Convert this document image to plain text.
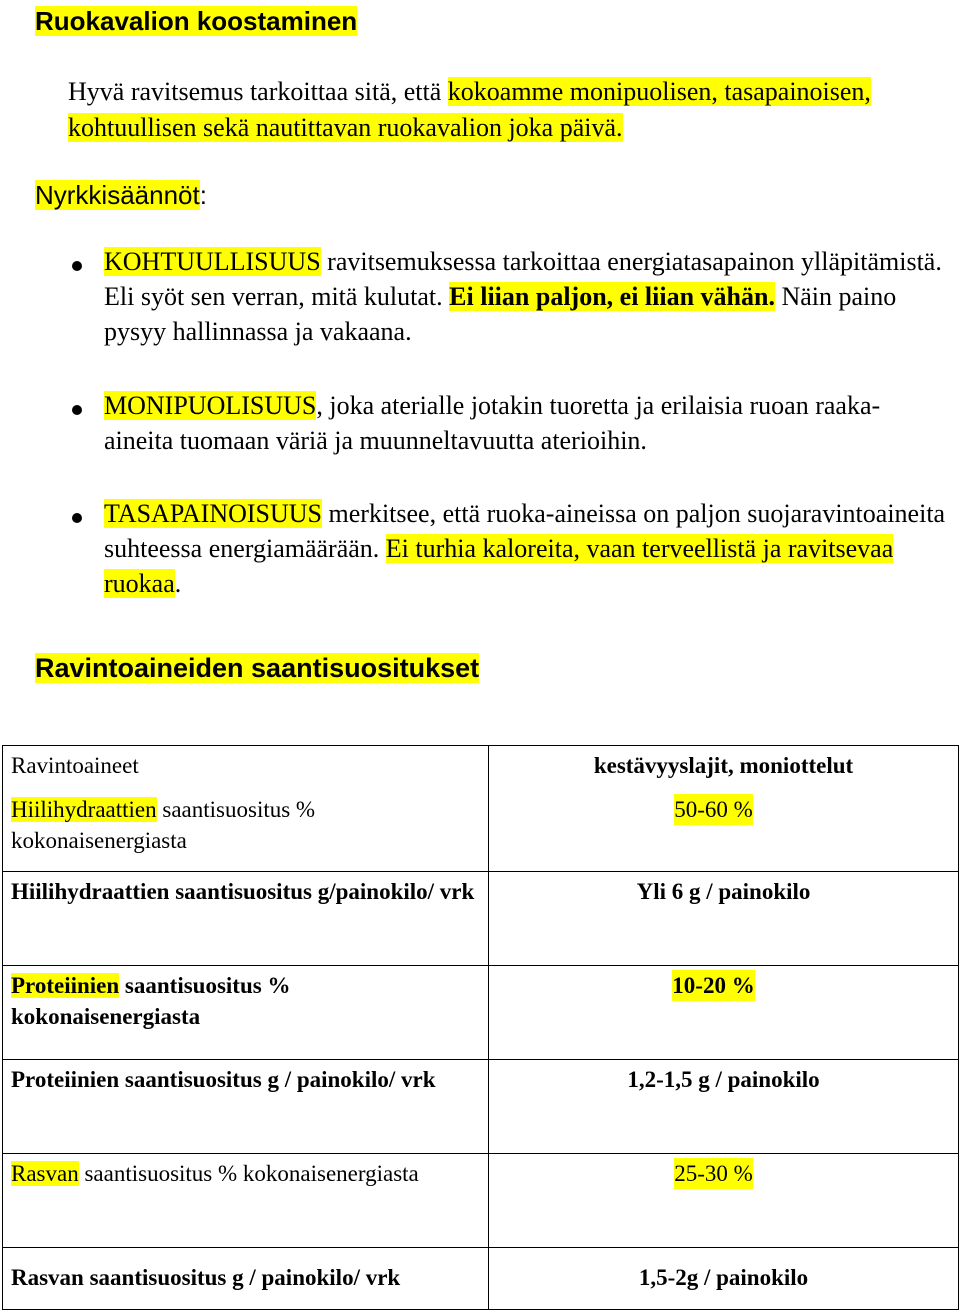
Ruokavalion koostaminen

Hyvä ravitsemus tarkoittaa sitä, että kokoamme monipuolisen, tasapainoisen, kohtuullisen sekä nautittavan ruokavalion joka päivä.

Nyrkkisäännöt:

KOHTUULLISUUS ravitsemuksessa tarkoittaa energiatasapainon ylläpitämistä. Eli syöt sen verran, mitä kulutat. Ei liian paljon, ei liian vähän. Näin paino pysyy hallinnassa ja vakaana.

MONIPUOLISUUS, joka aterialle jotakin tuoretta ja erilaisia ruoan raaka-aineita tuomaan väriä ja muunneltavuutta aterioihin.

TASAPAINOISUUS merkitsee, että ruoka-aineissa on paljon suojaravintoaineita suhteessa energiamäärään. Ei turhia kaloreita, vaan terveellistä ja ravitsevaa ruokaa.

Ravintoaineiden saantisuositukset
Ravintoaineet	kestävyyslajit, moniottelut
Hiilihydraattien saantisuositus % kokonaisenergiasta	50-60 %
Hiilihydraattien saantisuositus g/painokilo/ vrk	Yli 6 g / painokilo
Proteiinien saantisuositus % kokonaisenergiasta	10-20 %
Proteiinien saantisuositus g / painokilo/ vrk	1,2-1,5 g / painokilo
Rasvan saantisuositus % kokonaisenergiasta	25-30 %
Rasvan saantisuositus g / painokilo/ vrk	1,5-2g / painokilo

--

- _Your goal_:
Copy, from the material above, each line in which the string "paljon" occurs.

- _Answer to the task_:
KOHTUULLISUUS ravitsemuksessa tarkoittaa energiatasapainon ylläpitämistä. Eli syöt sen verran, mitä kulutat. Ei liian paljon, ei liian vähän. Näin paino pysyy hallinnassa ja vakaana.
TASAPAINOISUUS merkitsee, että ruoka-aineissa on paljon suojaravintoaineita suhteessa energiamäärään. Ei turhia kaloreita, vaan terveellistä ja ravitsevaa ruokaa.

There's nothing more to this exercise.